## Start Data supplied

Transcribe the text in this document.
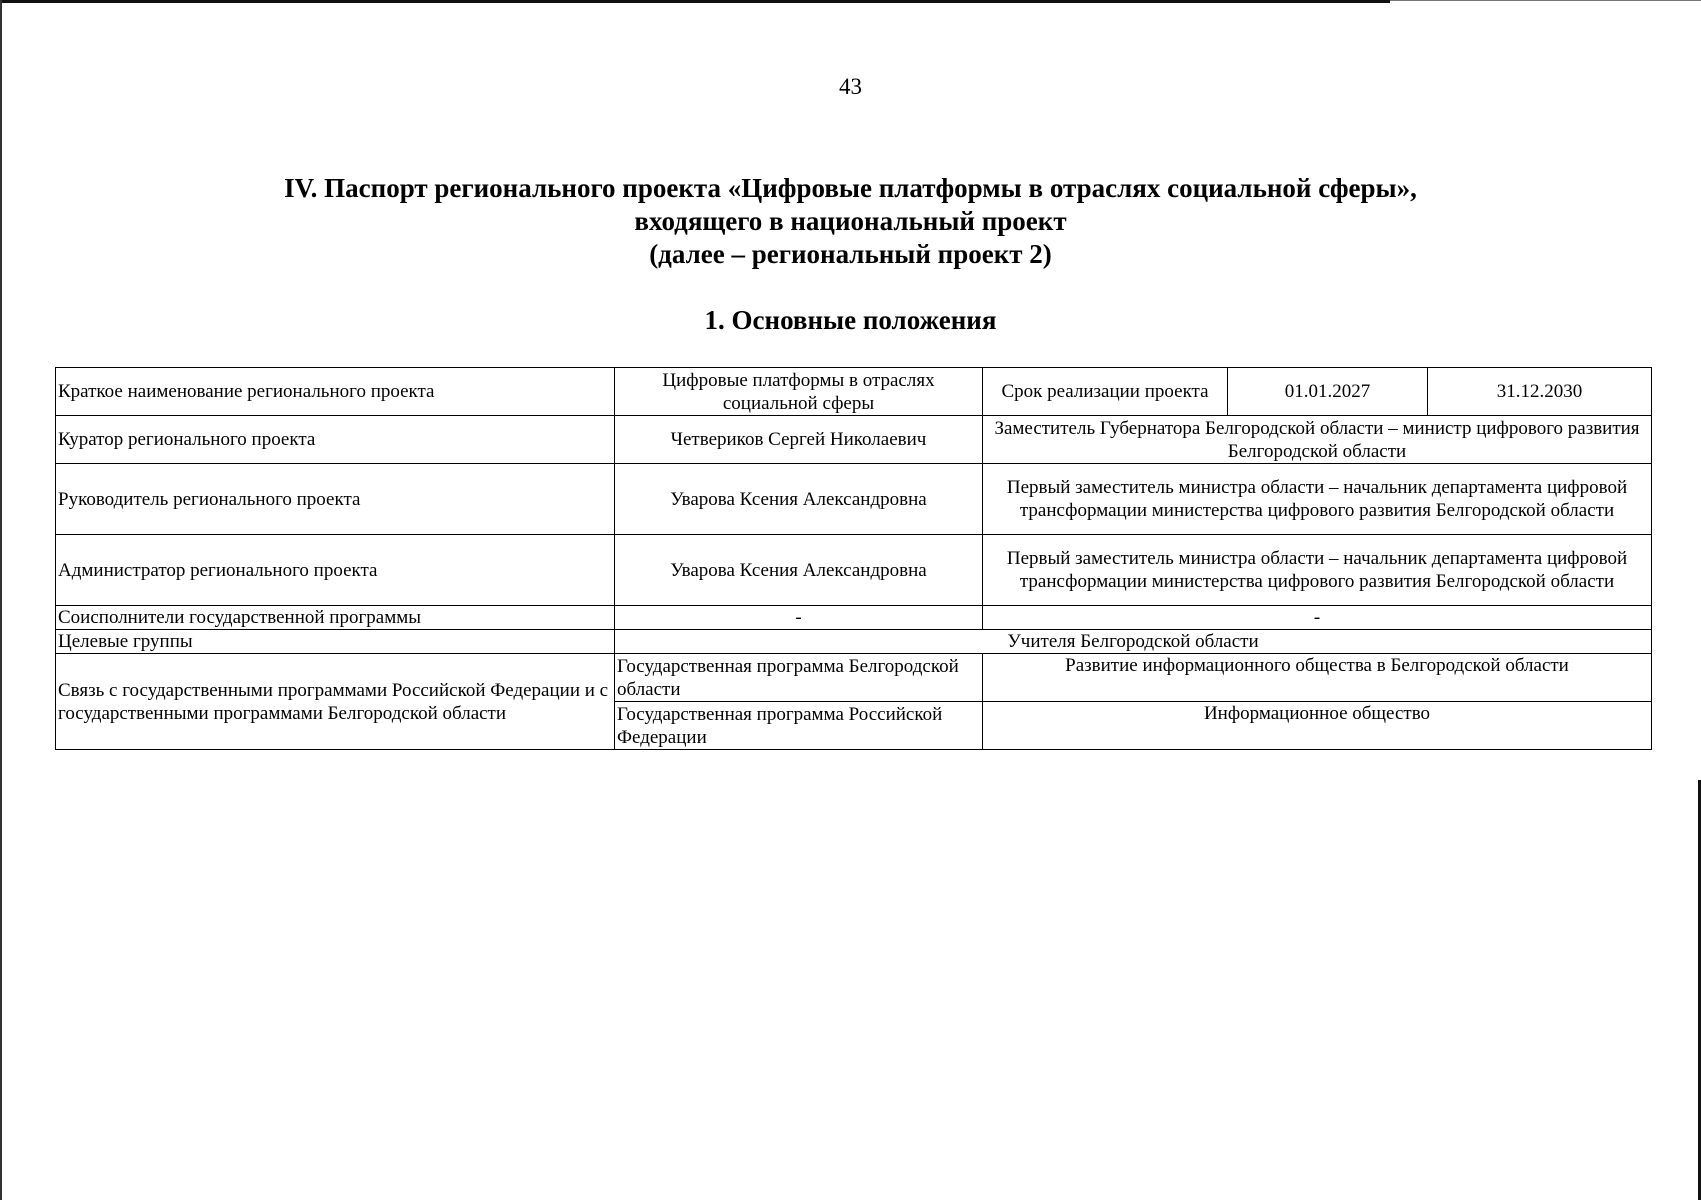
43
IV. Паспорт регионального проекта «Цифровые платформы в отраслях социальной сферы»,
входящего в национальный проект
(далее – региональный проект 2)
1. Основные положения
Краткое наименование регионального проекта	Цифровые платформы в отраслях социальной сферы	Срок реализации проекта	01.01.2027	31.12.2030
Куратор регионального проекта	Четвериков Сергей Николаевич	Заместитель Губернатора Белгородской области – министр цифрового развития Белгородской области		
Руководитель регионального проекта	Уварова Ксения Александровна	Первый заместитель министра области – начальник департамента цифровой трансформации министерства цифрового развития Белгородской области		
Администратор регионального проекта	Уварова Ксения Александровна	Первый заместитель министра области – начальник департамента цифровой трансформации министерства цифрового развития Белгородской области		
Соисполнители государственной программы	-	-		
Целевые группы	Учителя Белгородской области			
Связь с государственными программами Российской Федерации и с государственными программами Белгородской области	Государственная программа Белгородской области	Развитие информационного общества в Белгородской области		
	Государственная программа Российской Федерации	Информационное общество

## End Data supplied

What you will do ▸ Restate the entire listing word for word, excluding pictures.

Result of this task ▸
Transcribe the text in this document.
43
IV. Паспорт регионального проекта «Цифровые платформы в отраслях социальной сферы»,
входящего в национальный проект
(далее – региональный проект 2)
1. Основные положения
Краткое наименование регионального проекта	Цифровые платформы в отраслях социальной сферы	Срок реализации проекта	01.01.2027	31.12.2030
Куратор регионального проекта	Четвериков Сергей Николаевич	Заместитель Губернатора Белгородской области – министр цифрового развития Белгородской области		
Руководитель регионального проекта	Уварова Ксения Александровна	Первый заместитель министра области – начальник департамента цифровой трансформации министерства цифрового развития Белгородской области		
Администратор регионального проекта	Уварова Ксения Александровна	Первый заместитель министра области – начальник департамента цифровой трансформации министерства цифрового развития Белгородской области		
Соисполнители государственной программы	-	-		
Целевые группы	Учителя Белгородской области			
Связь с государственными программами Российской Федерации и с государственными программами Белгородской области	Государственная программа Белгородской области	Развитие информационного общества в Белгородской области		
	Государственная программа Российской Федерации	Информационное общество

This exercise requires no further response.